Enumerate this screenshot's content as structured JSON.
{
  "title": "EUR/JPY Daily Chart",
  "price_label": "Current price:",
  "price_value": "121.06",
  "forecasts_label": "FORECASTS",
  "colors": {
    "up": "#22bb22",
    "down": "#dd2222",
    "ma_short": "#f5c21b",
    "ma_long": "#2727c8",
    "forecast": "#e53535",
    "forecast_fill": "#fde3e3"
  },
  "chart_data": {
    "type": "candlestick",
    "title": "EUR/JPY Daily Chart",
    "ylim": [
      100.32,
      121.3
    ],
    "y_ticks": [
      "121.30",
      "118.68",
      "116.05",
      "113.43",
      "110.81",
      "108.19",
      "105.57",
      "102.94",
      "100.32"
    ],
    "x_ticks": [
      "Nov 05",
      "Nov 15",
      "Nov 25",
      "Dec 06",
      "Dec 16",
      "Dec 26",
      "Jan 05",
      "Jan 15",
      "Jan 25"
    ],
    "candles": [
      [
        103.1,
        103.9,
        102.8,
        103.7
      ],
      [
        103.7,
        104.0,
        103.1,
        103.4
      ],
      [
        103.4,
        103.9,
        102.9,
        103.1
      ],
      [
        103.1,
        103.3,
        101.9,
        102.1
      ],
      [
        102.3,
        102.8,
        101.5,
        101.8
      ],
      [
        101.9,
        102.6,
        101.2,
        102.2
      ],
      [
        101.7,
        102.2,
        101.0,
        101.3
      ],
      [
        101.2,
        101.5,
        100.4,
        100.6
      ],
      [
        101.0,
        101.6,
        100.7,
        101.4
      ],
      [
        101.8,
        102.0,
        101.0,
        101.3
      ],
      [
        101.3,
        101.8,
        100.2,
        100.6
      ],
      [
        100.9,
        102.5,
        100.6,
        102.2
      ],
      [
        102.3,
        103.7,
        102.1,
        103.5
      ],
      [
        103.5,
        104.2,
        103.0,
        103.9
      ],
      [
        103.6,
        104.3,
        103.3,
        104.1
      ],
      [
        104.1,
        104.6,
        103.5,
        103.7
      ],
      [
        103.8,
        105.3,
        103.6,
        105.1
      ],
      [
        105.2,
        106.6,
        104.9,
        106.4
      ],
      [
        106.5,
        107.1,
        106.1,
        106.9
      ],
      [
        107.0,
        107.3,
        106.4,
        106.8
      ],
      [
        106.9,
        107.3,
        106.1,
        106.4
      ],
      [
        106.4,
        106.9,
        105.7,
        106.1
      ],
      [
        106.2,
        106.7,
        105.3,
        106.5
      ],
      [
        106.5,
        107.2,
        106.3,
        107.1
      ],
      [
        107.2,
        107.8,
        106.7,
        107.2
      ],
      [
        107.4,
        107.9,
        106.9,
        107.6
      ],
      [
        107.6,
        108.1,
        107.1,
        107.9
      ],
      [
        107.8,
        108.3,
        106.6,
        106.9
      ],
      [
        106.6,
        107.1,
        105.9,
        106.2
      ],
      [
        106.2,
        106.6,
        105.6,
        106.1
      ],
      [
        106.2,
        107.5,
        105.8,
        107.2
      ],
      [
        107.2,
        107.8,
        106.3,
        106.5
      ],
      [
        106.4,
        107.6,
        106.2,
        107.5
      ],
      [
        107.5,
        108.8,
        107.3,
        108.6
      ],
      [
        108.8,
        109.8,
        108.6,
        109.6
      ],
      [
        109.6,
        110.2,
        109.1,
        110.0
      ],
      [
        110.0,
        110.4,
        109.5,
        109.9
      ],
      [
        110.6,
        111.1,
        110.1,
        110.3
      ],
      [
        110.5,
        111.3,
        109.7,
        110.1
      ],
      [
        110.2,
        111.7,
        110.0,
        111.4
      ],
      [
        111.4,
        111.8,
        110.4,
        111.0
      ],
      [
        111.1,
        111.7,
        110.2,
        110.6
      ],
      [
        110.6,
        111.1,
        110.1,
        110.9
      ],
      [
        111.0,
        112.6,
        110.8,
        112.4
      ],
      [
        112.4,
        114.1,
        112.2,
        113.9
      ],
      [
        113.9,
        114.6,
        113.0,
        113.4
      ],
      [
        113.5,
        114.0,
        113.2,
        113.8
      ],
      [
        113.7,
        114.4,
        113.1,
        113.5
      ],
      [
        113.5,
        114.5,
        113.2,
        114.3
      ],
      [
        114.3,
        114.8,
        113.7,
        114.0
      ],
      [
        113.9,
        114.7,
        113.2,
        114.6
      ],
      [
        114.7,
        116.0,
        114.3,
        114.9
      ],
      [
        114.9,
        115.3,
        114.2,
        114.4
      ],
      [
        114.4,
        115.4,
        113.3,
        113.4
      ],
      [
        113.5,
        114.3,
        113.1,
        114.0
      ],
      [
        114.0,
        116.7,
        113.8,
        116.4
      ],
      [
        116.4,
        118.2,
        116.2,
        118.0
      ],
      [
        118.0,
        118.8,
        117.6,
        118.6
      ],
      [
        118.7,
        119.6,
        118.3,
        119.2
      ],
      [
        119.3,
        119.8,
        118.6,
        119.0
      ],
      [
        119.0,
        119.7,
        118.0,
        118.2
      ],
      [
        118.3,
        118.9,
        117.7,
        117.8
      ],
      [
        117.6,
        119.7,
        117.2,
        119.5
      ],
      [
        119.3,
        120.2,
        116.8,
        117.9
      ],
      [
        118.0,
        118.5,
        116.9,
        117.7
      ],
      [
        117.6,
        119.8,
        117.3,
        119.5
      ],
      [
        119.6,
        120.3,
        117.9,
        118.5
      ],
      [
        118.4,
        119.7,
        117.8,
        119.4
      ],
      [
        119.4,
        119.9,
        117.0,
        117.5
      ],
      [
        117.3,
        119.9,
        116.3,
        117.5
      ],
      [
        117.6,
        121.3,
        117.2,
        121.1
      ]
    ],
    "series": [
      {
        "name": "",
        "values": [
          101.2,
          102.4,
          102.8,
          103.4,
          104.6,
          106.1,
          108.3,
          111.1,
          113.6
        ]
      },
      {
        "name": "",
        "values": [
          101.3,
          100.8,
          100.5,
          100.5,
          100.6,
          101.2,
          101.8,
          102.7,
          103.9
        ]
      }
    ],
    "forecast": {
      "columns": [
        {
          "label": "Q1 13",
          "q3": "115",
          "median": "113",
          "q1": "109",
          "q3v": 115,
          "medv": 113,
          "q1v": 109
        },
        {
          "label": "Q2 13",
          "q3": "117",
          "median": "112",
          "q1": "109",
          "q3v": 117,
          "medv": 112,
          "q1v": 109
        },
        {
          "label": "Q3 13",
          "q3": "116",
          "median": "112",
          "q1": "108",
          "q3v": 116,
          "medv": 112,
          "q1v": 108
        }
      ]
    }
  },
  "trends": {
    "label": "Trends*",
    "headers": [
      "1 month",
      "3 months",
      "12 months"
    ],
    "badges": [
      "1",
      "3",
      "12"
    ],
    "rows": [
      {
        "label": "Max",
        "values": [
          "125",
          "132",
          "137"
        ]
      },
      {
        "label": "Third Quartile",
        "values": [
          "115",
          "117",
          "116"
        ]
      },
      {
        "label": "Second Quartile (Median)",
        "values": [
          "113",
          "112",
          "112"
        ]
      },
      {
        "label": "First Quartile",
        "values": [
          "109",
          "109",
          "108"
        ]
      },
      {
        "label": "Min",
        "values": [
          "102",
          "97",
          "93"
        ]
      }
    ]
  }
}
# # # #
*Aim*
Transcribe the full listing above without leaving anything out.

*Finished exercise*
Enumerate this screenshot's content as structured JSON.
{
  "title": "EUR/JPY Daily Chart",
  "price_label": "Current price:",
  "price_value": "121.06",
  "forecasts_label": "FORECASTS",
  "colors": {
    "up": "#22bb22",
    "down": "#dd2222",
    "ma_short": "#f5c21b",
    "ma_long": "#2727c8",
    "forecast": "#e53535",
    "forecast_fill": "#fde3e3"
  },
  "chart_data": {
    "type": "candlestick",
    "title": "EUR/JPY Daily Chart",
    "ylim": [
      100.32,
      121.3
    ],
    "y_ticks": [
      "121.30",
      "118.68",
      "116.05",
      "113.43",
      "110.81",
      "108.19",
      "105.57",
      "102.94",
      "100.32"
    ],
    "x_ticks": [
      "Nov 05",
      "Nov 15",
      "Nov 25",
      "Dec 06",
      "Dec 16",
      "Dec 26",
      "Jan 05",
      "Jan 15",
      "Jan 25"
    ],
    "candles": [
      [
        103.1,
        103.9,
        102.8,
        103.7
      ],
      [
        103.7,
        104.0,
        103.1,
        103.4
      ],
      [
        103.4,
        103.9,
        102.9,
        103.1
      ],
      [
        103.1,
        103.3,
        101.9,
        102.1
      ],
      [
        102.3,
        102.8,
        101.5,
        101.8
      ],
      [
        101.9,
        102.6,
        101.2,
        102.2
      ],
      [
        101.7,
        102.2,
        101.0,
        101.3
      ],
      [
        101.2,
        101.5,
        100.4,
        100.6
      ],
      [
        101.0,
        101.6,
        100.7,
        101.4
      ],
      [
        101.8,
        102.0,
        101.0,
        101.3
      ],
      [
        101.3,
        101.8,
        100.2,
        100.6
      ],
      [
        100.9,
        102.5,
        100.6,
        102.2
      ],
      [
        102.3,
        103.7,
        102.1,
        103.5
      ],
      [
        103.5,
        104.2,
        103.0,
        103.9
      ],
      [
        103.6,
        104.3,
        103.3,
        104.1
      ],
      [
        104.1,
        104.6,
        103.5,
        103.7
      ],
      [
        103.8,
        105.3,
        103.6,
        105.1
      ],
      [
        105.2,
        106.6,
        104.9,
        106.4
      ],
      [
        106.5,
        107.1,
        106.1,
        106.9
      ],
      [
        107.0,
        107.3,
        106.4,
        106.8
      ],
      [
        106.9,
        107.3,
        106.1,
        106.4
      ],
      [
        106.4,
        106.9,
        105.7,
        106.1
      ],
      [
        106.2,
        106.7,
        105.3,
        106.5
      ],
      [
        106.5,
        107.2,
        106.3,
        107.1
      ],
      [
        107.2,
        107.8,
        106.7,
        107.2
      ],
      [
        107.4,
        107.9,
        106.9,
        107.6
      ],
      [
        107.6,
        108.1,
        107.1,
        107.9
      ],
      [
        107.8,
        108.3,
        106.6,
        106.9
      ],
      [
        106.6,
        107.1,
        105.9,
        106.2
      ],
      [
        106.2,
        106.6,
        105.6,
        106.1
      ],
      [
        106.2,
        107.5,
        105.8,
        107.2
      ],
      [
        107.2,
        107.8,
        106.3,
        106.5
      ],
      [
        106.4,
        107.6,
        106.2,
        107.5
      ],
      [
        107.5,
        108.8,
        107.3,
        108.6
      ],
      [
        108.8,
        109.8,
        108.6,
        109.6
      ],
      [
        109.6,
        110.2,
        109.1,
        110.0
      ],
      [
        110.0,
        110.4,
        109.5,
        109.9
      ],
      [
        110.6,
        111.1,
        110.1,
        110.3
      ],
      [
        110.5,
        111.3,
        109.7,
        110.1
      ],
      [
        110.2,
        111.7,
        110.0,
        111.4
      ],
      [
        111.4,
        111.8,
        110.4,
        111.0
      ],
      [
        111.1,
        111.7,
        110.2,
        110.6
      ],
      [
        110.6,
        111.1,
        110.1,
        110.9
      ],
      [
        111.0,
        112.6,
        110.8,
        112.4
      ],
      [
        112.4,
        114.1,
        112.2,
        113.9
      ],
      [
        113.9,
        114.6,
        113.0,
        113.4
      ],
      [
        113.5,
        114.0,
        113.2,
        113.8
      ],
      [
        113.7,
        114.4,
        113.1,
        113.5
      ],
      [
        113.5,
        114.5,
        113.2,
        114.3
      ],
      [
        114.3,
        114.8,
        113.7,
        114.0
      ],
      [
        113.9,
        114.7,
        113.2,
        114.6
      ],
      [
        114.7,
        116.0,
        114.3,
        114.9
      ],
      [
        114.9,
        115.3,
        114.2,
        114.4
      ],
      [
        114.4,
        115.4,
        113.3,
        113.4
      ],
      [
        113.5,
        114.3,
        113.1,
        114.0
      ],
      [
        114.0,
        116.7,
        113.8,
        116.4
      ],
      [
        116.4,
        118.2,
        116.2,
        118.0
      ],
      [
        118.0,
        118.8,
        117.6,
        118.6
      ],
      [
        118.7,
        119.6,
        118.3,
        119.2
      ],
      [
        119.3,
        119.8,
        118.6,
        119.0
      ],
      [
        119.0,
        119.7,
        118.0,
        118.2
      ],
      [
        118.3,
        118.9,
        117.7,
        117.8
      ],
      [
        117.6,
        119.7,
        117.2,
        119.5
      ],
      [
        119.3,
        120.2,
        116.8,
        117.9
      ],
      [
        118.0,
        118.5,
        116.9,
        117.7
      ],
      [
        117.6,
        119.8,
        117.3,
        119.5
      ],
      [
        119.6,
        120.3,
        117.9,
        118.5
      ],
      [
        118.4,
        119.7,
        117.8,
        119.4
      ],
      [
        119.4,
        119.9,
        117.0,
        117.5
      ],
      [
        117.3,
        119.9,
        116.3,
        117.5
      ],
      [
        117.6,
        121.3,
        117.2,
        121.1
      ]
    ],
    "series": [
      {
        "name": "",
        "values": [
          101.2,
          102.4,
          102.8,
          103.4,
          104.6,
          106.1,
          108.3,
          111.1,
          113.6
        ]
      },
      {
        "name": "",
        "values": [
          101.3,
          100.8,
          100.5,
          100.5,
          100.6,
          101.2,
          101.8,
          102.7,
          103.9
        ]
      }
    ],
    "forecast": {
      "columns": [
        {
          "label": "Q1 13",
          "q3": "115",
          "median": "113",
          "q1": "109",
          "q3v": 115,
          "medv": 113,
          "q1v": 109
        },
        {
          "label": "Q2 13",
          "q3": "117",
          "median": "112",
          "q1": "109",
          "q3v": 117,
          "medv": 112,
          "q1v": 109
        },
        {
          "label": "Q3 13",
          "q3": "116",
          "median": "112",
          "q1": "108",
          "q3v": 116,
          "medv": 112,
          "q1v": 108
        }
      ]
    }
  },
  "trends": {
    "label": "Trends*",
    "headers": [
      "1 month",
      "3 months",
      "12 months"
    ],
    "badges": [
      "1",
      "3",
      "12"
    ],
    "rows": [
      {
        "label": "Max",
        "values": [
          "125",
          "132",
          "137"
        ]
      },
      {
        "label": "Third Quartile",
        "values": [
          "115",
          "117",
          "116"
        ]
      },
      {
        "label": "Second Quartile (Median)",
        "values": [
          "113",
          "112",
          "112"
        ]
      },
      {
        "label": "First Quartile",
        "values": [
          "109",
          "109",
          "108"
        ]
      },
      {
        "label": "Min",
        "values": [
          "102",
          "97",
          "93"
        ]
      }
    ]
  }
}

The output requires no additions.